◆ Exercise brief
Retype each entry below, keeping every character the same.

* begin Exercise material *

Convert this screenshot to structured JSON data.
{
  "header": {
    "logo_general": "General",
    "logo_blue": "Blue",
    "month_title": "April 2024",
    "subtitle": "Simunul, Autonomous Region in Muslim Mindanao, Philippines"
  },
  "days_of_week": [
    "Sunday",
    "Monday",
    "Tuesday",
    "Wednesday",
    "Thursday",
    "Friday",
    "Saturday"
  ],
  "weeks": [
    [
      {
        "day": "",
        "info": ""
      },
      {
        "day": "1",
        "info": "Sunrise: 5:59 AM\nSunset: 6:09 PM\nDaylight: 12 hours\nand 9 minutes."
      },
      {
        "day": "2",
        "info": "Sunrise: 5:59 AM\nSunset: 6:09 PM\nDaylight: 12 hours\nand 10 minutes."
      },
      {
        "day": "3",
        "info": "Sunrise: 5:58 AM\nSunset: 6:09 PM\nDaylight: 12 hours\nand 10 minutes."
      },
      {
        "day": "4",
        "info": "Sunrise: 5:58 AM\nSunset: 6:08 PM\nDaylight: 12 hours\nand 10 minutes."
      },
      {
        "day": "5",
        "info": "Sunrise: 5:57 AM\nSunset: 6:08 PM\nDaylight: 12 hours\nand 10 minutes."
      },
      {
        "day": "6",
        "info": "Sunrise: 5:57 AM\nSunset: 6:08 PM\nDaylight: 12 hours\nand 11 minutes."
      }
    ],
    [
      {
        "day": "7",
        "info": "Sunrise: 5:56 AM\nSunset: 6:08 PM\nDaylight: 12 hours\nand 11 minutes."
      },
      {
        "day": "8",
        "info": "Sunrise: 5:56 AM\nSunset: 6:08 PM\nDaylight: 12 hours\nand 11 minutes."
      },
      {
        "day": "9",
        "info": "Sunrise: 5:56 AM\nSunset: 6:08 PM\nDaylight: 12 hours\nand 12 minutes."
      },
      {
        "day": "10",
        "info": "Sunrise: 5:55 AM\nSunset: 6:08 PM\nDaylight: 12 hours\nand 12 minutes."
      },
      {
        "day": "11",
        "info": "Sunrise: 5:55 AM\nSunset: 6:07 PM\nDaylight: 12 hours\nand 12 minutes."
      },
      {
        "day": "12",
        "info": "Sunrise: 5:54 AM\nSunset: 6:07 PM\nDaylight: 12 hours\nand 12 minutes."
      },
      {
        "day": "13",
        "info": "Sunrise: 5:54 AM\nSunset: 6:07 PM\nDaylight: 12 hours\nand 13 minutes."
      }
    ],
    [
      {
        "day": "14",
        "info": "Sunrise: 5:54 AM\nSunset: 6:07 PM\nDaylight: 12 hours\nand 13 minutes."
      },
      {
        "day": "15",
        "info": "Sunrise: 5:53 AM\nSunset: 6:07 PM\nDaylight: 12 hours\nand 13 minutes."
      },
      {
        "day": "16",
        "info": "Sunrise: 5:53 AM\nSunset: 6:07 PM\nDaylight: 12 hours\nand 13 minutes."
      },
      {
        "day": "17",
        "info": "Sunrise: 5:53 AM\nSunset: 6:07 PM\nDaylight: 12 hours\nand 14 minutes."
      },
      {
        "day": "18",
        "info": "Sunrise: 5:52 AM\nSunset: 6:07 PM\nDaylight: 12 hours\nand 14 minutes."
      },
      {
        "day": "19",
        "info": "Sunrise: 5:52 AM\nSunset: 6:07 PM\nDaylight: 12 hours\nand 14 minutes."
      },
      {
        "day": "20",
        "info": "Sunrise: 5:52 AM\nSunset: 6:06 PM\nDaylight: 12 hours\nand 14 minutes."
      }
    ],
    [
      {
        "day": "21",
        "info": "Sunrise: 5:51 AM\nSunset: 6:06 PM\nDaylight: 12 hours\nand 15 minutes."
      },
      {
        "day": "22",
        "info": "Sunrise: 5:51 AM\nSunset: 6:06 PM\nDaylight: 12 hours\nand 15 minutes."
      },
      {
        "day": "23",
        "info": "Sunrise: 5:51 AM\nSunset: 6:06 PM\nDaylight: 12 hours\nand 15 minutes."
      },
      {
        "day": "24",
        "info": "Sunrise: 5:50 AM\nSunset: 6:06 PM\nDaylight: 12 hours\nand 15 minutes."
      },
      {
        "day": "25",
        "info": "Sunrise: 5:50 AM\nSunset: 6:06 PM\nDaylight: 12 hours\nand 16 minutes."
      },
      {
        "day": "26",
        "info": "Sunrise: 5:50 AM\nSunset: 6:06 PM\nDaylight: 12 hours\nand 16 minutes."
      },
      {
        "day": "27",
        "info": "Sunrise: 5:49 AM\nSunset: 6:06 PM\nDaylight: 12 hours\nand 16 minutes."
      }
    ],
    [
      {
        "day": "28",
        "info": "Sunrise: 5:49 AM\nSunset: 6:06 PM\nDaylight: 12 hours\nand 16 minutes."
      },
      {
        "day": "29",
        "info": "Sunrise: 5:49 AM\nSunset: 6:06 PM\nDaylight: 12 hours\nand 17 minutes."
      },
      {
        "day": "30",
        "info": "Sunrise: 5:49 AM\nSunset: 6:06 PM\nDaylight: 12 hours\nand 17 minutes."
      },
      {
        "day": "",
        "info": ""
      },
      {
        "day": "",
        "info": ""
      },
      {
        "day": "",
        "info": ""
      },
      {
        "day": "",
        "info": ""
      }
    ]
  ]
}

* end Exercise material *

◆ Solution to the problem
Convert this screenshot to structured JSON data.
{
  "header": {
    "logo_general": "General",
    "logo_blue": "Blue",
    "month_title": "April 2024",
    "subtitle": "Simunul, Autonomous Region in Muslim Mindanao, Philippines"
  },
  "days_of_week": [
    "Sunday",
    "Monday",
    "Tuesday",
    "Wednesday",
    "Thursday",
    "Friday",
    "Saturday"
  ],
  "weeks": [
    [
      {
        "day": "",
        "info": ""
      },
      {
        "day": "1",
        "info": "Sunrise: 5:59 AM\nSunset: 6:09 PM\nDaylight: 12 hours\nand 9 minutes."
      },
      {
        "day": "2",
        "info": "Sunrise: 5:59 AM\nSunset: 6:09 PM\nDaylight: 12 hours\nand 10 minutes."
      },
      {
        "day": "3",
        "info": "Sunrise: 5:58 AM\nSunset: 6:09 PM\nDaylight: 12 hours\nand 10 minutes."
      },
      {
        "day": "4",
        "info": "Sunrise: 5:58 AM\nSunset: 6:08 PM\nDaylight: 12 hours\nand 10 minutes."
      },
      {
        "day": "5",
        "info": "Sunrise: 5:57 AM\nSunset: 6:08 PM\nDaylight: 12 hours\nand 10 minutes."
      },
      {
        "day": "6",
        "info": "Sunrise: 5:57 AM\nSunset: 6:08 PM\nDaylight: 12 hours\nand 11 minutes."
      }
    ],
    [
      {
        "day": "7",
        "info": "Sunrise: 5:56 AM\nSunset: 6:08 PM\nDaylight: 12 hours\nand 11 minutes."
      },
      {
        "day": "8",
        "info": "Sunrise: 5:56 AM\nSunset: 6:08 PM\nDaylight: 12 hours\nand 11 minutes."
      },
      {
        "day": "9",
        "info": "Sunrise: 5:56 AM\nSunset: 6:08 PM\nDaylight: 12 hours\nand 12 minutes."
      },
      {
        "day": "10",
        "info": "Sunrise: 5:55 AM\nSunset: 6:08 PM\nDaylight: 12 hours\nand 12 minutes."
      },
      {
        "day": "11",
        "info": "Sunrise: 5:55 AM\nSunset: 6:07 PM\nDaylight: 12 hours\nand 12 minutes."
      },
      {
        "day": "12",
        "info": "Sunrise: 5:54 AM\nSunset: 6:07 PM\nDaylight: 12 hours\nand 12 minutes."
      },
      {
        "day": "13",
        "info": "Sunrise: 5:54 AM\nSunset: 6:07 PM\nDaylight: 12 hours\nand 13 minutes."
      }
    ],
    [
      {
        "day": "14",
        "info": "Sunrise: 5:54 AM\nSunset: 6:07 PM\nDaylight: 12 hours\nand 13 minutes."
      },
      {
        "day": "15",
        "info": "Sunrise: 5:53 AM\nSunset: 6:07 PM\nDaylight: 12 hours\nand 13 minutes."
      },
      {
        "day": "16",
        "info": "Sunrise: 5:53 AM\nSunset: 6:07 PM\nDaylight: 12 hours\nand 13 minutes."
      },
      {
        "day": "17",
        "info": "Sunrise: 5:53 AM\nSunset: 6:07 PM\nDaylight: 12 hours\nand 14 minutes."
      },
      {
        "day": "18",
        "info": "Sunrise: 5:52 AM\nSunset: 6:07 PM\nDaylight: 12 hours\nand 14 minutes."
      },
      {
        "day": "19",
        "info": "Sunrise: 5:52 AM\nSunset: 6:07 PM\nDaylight: 12 hours\nand 14 minutes."
      },
      {
        "day": "20",
        "info": "Sunrise: 5:52 AM\nSunset: 6:06 PM\nDaylight: 12 hours\nand 14 minutes."
      }
    ],
    [
      {
        "day": "21",
        "info": "Sunrise: 5:51 AM\nSunset: 6:06 PM\nDaylight: 12 hours\nand 15 minutes."
      },
      {
        "day": "22",
        "info": "Sunrise: 5:51 AM\nSunset: 6:06 PM\nDaylight: 12 hours\nand 15 minutes."
      },
      {
        "day": "23",
        "info": "Sunrise: 5:51 AM\nSunset: 6:06 PM\nDaylight: 12 hours\nand 15 minutes."
      },
      {
        "day": "24",
        "info": "Sunrise: 5:50 AM\nSunset: 6:06 PM\nDaylight: 12 hours\nand 15 minutes."
      },
      {
        "day": "25",
        "info": "Sunrise: 5:50 AM\nSunset: 6:06 PM\nDaylight: 12 hours\nand 16 minutes."
      },
      {
        "day": "26",
        "info": "Sunrise: 5:50 AM\nSunset: 6:06 PM\nDaylight: 12 hours\nand 16 minutes."
      },
      {
        "day": "27",
        "info": "Sunrise: 5:49 AM\nSunset: 6:06 PM\nDaylight: 12 hours\nand 16 minutes."
      }
    ],
    [
      {
        "day": "28",
        "info": "Sunrise: 5:49 AM\nSunset: 6:06 PM\nDaylight: 12 hours\nand 16 minutes."
      },
      {
        "day": "29",
        "info": "Sunrise: 5:49 AM\nSunset: 6:06 PM\nDaylight: 12 hours\nand 17 minutes."
      },
      {
        "day": "30",
        "info": "Sunrise: 5:49 AM\nSunset: 6:06 PM\nDaylight: 12 hours\nand 17 minutes."
      },
      {
        "day": "",
        "info": ""
      },
      {
        "day": "",
        "info": ""
      },
      {
        "day": "",
        "info": ""
      },
      {
        "day": "",
        "info": ""
      }
    ]
  ]
}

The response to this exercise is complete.